--- begin ---

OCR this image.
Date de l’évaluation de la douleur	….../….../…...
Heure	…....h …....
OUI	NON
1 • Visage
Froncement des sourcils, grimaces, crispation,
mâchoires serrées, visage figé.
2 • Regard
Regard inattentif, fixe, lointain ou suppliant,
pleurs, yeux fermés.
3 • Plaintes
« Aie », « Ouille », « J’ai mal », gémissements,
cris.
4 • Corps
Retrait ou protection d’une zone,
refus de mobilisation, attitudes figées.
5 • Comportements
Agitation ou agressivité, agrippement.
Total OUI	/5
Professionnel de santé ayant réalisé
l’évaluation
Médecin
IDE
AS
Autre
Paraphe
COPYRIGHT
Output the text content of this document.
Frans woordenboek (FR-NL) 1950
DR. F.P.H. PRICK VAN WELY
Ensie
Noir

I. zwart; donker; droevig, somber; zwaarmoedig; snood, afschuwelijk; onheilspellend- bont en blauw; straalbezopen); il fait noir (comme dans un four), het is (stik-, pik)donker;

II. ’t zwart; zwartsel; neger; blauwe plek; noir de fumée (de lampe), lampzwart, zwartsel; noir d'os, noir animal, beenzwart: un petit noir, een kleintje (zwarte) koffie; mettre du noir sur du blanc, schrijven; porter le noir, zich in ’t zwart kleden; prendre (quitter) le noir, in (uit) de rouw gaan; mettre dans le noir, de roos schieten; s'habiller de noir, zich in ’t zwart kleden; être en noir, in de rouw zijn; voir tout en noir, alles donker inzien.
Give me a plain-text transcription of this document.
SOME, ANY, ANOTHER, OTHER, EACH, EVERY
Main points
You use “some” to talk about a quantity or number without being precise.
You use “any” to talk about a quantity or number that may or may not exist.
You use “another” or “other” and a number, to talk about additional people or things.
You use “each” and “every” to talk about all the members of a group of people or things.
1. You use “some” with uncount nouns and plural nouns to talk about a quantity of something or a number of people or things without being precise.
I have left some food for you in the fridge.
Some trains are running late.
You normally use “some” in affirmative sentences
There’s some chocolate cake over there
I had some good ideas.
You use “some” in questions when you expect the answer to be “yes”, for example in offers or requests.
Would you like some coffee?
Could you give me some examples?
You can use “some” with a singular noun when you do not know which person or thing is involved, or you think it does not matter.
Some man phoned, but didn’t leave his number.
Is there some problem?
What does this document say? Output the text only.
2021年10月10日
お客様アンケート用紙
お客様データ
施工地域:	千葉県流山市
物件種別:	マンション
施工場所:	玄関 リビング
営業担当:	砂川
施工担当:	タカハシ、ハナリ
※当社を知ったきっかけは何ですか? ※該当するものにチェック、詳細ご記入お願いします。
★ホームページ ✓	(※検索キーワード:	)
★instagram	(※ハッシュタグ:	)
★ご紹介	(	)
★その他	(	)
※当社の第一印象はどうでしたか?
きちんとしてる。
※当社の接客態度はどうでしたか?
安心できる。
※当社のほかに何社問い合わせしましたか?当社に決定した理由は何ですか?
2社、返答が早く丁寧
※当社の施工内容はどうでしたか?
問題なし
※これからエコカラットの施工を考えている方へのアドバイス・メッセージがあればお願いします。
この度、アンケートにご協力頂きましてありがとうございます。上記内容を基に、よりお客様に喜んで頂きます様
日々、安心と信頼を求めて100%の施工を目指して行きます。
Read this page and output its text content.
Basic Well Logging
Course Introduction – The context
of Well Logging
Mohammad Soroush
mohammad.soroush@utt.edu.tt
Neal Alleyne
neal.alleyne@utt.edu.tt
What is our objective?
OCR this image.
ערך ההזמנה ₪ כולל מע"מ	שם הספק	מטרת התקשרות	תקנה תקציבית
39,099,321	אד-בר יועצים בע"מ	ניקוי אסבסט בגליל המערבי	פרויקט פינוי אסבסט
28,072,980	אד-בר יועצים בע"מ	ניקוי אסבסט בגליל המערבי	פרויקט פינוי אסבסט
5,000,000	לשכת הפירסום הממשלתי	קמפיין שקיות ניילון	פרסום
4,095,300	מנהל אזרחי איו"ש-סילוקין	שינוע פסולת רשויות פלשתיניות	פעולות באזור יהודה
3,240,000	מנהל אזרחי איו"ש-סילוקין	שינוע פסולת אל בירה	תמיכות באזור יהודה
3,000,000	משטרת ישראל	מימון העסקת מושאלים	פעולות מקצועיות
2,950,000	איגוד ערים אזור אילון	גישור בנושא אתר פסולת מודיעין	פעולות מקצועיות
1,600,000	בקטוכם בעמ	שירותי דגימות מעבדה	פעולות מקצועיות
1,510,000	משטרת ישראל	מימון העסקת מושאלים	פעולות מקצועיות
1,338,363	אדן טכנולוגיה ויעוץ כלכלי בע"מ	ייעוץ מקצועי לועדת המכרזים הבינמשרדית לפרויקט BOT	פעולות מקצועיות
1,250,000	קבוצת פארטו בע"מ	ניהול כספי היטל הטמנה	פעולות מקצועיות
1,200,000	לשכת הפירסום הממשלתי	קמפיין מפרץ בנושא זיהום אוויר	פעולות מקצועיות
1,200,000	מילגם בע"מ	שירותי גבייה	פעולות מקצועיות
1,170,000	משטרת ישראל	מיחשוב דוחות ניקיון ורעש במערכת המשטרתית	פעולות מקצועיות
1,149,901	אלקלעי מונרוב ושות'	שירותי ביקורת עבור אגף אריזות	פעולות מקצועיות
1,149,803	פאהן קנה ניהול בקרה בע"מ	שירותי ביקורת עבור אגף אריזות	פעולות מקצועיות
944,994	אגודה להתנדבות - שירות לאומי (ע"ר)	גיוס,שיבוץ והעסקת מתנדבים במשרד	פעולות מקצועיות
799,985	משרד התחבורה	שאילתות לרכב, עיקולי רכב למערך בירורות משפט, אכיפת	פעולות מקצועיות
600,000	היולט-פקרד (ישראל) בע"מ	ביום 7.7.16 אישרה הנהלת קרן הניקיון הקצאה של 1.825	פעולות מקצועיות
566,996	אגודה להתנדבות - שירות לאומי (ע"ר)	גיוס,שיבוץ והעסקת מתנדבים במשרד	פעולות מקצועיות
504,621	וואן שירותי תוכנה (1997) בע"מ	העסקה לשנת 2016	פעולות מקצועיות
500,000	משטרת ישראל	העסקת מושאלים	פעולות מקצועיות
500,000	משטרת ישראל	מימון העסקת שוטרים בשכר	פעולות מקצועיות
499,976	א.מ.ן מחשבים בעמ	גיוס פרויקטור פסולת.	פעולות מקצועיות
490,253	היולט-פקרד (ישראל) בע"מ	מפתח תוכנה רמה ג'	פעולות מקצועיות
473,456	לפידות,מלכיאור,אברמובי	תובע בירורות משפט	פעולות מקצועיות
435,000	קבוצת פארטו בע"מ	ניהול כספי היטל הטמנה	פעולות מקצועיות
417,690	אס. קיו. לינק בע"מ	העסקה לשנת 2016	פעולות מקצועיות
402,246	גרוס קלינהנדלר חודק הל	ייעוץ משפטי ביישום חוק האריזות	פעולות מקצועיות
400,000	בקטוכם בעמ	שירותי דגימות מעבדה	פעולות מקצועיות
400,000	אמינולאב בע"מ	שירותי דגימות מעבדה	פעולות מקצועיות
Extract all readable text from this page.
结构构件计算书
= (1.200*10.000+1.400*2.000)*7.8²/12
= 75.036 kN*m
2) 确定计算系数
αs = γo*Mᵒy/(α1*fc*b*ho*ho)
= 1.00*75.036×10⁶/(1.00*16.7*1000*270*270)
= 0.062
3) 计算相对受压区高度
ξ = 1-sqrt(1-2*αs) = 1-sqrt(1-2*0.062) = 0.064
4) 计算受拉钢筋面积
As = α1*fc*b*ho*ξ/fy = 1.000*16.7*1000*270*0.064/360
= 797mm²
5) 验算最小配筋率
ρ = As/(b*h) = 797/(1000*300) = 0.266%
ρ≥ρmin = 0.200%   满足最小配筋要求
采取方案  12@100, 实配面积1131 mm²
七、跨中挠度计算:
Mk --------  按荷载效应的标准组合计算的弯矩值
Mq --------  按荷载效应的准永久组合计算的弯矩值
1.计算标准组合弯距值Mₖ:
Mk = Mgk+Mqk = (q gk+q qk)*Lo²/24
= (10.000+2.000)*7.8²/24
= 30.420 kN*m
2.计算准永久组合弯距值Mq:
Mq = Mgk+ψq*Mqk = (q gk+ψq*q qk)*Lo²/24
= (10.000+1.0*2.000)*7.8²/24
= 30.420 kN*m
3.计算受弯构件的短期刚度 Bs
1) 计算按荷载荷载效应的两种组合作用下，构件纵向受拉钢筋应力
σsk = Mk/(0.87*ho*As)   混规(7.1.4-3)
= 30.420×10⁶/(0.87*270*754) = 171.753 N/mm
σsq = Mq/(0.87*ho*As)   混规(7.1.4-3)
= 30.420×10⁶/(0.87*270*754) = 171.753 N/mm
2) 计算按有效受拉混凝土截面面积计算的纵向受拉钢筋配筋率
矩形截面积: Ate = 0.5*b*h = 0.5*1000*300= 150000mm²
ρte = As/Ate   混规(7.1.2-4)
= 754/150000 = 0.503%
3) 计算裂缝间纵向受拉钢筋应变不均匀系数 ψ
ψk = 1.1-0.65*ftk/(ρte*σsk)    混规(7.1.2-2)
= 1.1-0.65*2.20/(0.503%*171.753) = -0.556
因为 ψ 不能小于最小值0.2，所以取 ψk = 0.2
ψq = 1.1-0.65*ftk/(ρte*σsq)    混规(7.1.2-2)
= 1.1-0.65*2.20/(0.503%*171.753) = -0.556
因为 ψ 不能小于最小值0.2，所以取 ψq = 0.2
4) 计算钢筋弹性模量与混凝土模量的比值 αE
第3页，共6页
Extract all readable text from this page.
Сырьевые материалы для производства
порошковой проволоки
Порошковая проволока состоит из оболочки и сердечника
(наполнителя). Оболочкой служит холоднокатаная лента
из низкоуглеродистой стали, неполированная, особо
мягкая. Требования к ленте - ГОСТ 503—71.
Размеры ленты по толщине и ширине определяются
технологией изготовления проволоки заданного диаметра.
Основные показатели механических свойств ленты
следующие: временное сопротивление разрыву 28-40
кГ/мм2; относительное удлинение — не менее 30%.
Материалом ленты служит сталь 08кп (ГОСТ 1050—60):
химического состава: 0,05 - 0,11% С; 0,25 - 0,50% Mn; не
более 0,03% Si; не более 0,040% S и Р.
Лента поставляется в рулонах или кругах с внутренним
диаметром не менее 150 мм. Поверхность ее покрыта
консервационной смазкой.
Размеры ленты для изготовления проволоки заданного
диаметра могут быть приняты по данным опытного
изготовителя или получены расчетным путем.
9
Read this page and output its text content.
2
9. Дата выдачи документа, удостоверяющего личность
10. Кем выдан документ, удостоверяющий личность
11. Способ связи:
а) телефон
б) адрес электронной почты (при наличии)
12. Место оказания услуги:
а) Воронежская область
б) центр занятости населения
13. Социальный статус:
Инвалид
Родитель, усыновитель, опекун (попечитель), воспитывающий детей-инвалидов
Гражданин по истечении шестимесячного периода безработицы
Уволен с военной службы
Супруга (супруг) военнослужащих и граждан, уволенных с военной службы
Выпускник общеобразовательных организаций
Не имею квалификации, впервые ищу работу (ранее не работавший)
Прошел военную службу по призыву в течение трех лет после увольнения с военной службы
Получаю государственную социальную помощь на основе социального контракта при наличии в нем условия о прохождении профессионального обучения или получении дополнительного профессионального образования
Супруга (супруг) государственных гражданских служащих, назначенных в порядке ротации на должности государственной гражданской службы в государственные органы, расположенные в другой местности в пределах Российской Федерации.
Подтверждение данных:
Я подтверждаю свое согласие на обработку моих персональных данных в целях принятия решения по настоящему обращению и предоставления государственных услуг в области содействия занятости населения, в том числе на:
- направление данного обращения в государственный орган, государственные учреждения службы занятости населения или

--- end ---

Stated problem
Search the entries for the string "What" and collect each line that has it.

Response to the task
What does this document say? Output the text only.
What is our objective?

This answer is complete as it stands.